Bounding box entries
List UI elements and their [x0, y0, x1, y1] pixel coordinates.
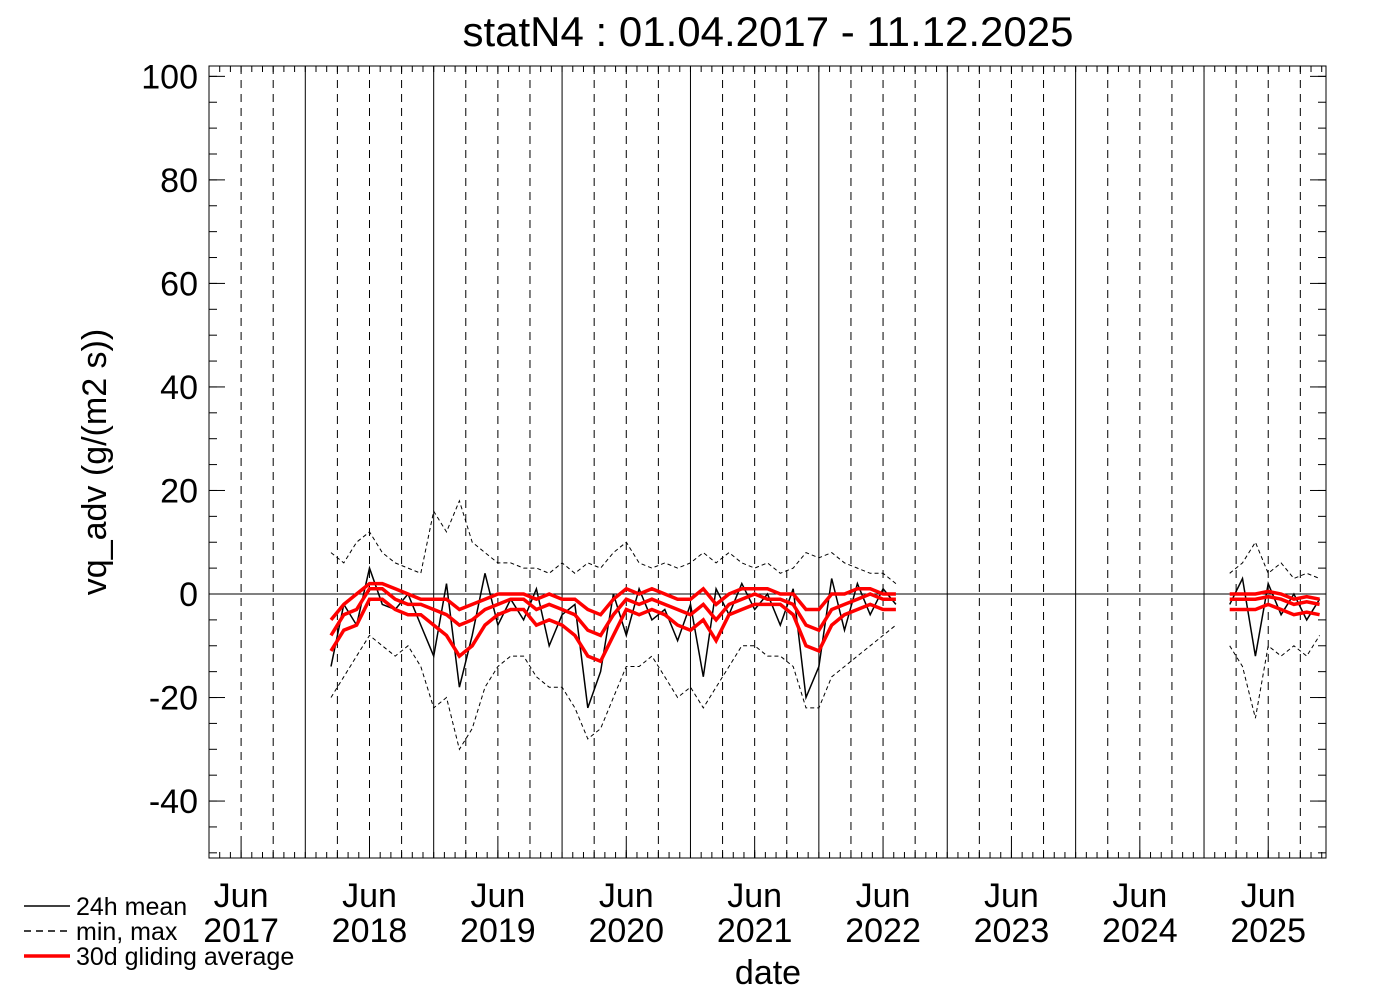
- y-tick-label: 60: [160, 265, 198, 303]
- x-tick-label: Jun 2017: [203, 877, 279, 950]
- y-tick-label: -40: [149, 783, 198, 821]
- legend-label: 24h mean: [76, 893, 187, 921]
- y-tick-label: 0: [179, 576, 198, 614]
- average-line: [329, 587, 1320, 638]
- y-tick-label: 80: [160, 162, 198, 200]
- y-tick-label: 20: [160, 472, 198, 510]
- max-line: [330, 499, 1320, 584]
- chart-title: statN4 : 01.04.2017 - 11.12.2025: [462, 8, 1073, 55]
- x-tick-label: Jun 2020: [588, 877, 664, 950]
- min-line: [330, 624, 1321, 751]
- y-tick-label: 40: [160, 369, 198, 407]
- x-tick-label: Jun 2021: [717, 877, 793, 950]
- legend-label: 30d gliding average: [76, 943, 294, 971]
- x-tick-label: Jun 2025: [1230, 877, 1306, 950]
- x-tick-label: Jun 2018: [332, 877, 408, 950]
- y-tick-label: -20: [149, 680, 198, 718]
- average-line: [329, 597, 1320, 664]
- average-line: [329, 581, 1320, 622]
- y-axis-label: vq_adv (g/(m2 s)): [76, 329, 114, 595]
- x-tick-label: Jun 2022: [845, 877, 921, 950]
- legend-label: min, max: [76, 918, 178, 946]
- plot-frame: [208, 65, 1327, 859]
- x-tick-label: Jun 2023: [974, 877, 1050, 950]
- x-axis-label: date: [735, 954, 801, 992]
- x-tick-label: Jun 2019: [460, 877, 536, 950]
- x-tick-label: Jun 2024: [1102, 877, 1178, 950]
- y-tick-label: 100: [141, 58, 198, 96]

> Stated goal
Please express the rows as a JSON list of strings, one string per line, starting at the line that contains "- y-tick-label: 60: [160, 265, 198, 303]" and stopping after the line that contains "- y-axis-label: vq_adv".

> Complete answer
[
  "- y-tick-label: 60: [160, 265, 198, 303]",
  "- x-tick-label: Jun 2017: [203, 877, 279, 950]",
  "- y-tick-label: -40: [149, 783, 198, 821]",
  "- legend-label: 24h mean: [76, 893, 187, 921]",
  "- y-tick-label: 0: [179, 576, 198, 614]",
  "- average-line: [329, 587, 1320, 638]",
  "- y-tick-label: 80: [160, 162, 198, 200]",
  "- y-tick-label: 20: [160, 472, 198, 510]",
  "- max-line: [330, 499, 1320, 584]",
  "- chart-title: statN4 : 01.04.2017 - 11.12.2025: [462, 8, 1073, 55]",
  "- x-tick-label: Jun 2020: [588, 877, 664, 950]",
  "- min-line: [330, 624, 1321, 751]",
  "- y-tick-label: 40: [160, 369, 198, 407]",
  "- x-tick-label: Jun 2021: [717, 877, 793, 950]",
  "- legend-label: 30d gliding average: [76, 943, 294, 971]",
  "- x-tick-label: Jun 2025: [1230, 877, 1306, 950]",
  "- x-tick-label: Jun 2018: [332, 877, 408, 950]",
  "- y-tick-label: -20: [149, 680, 198, 718]",
  "- average-line: [329, 597, 1320, 664]",
  "- average-line: [329, 581, 1320, 622]",
  "- y-axis-label: vq_adv (g/(m2 s)): [76, 329, 114, 595]"
]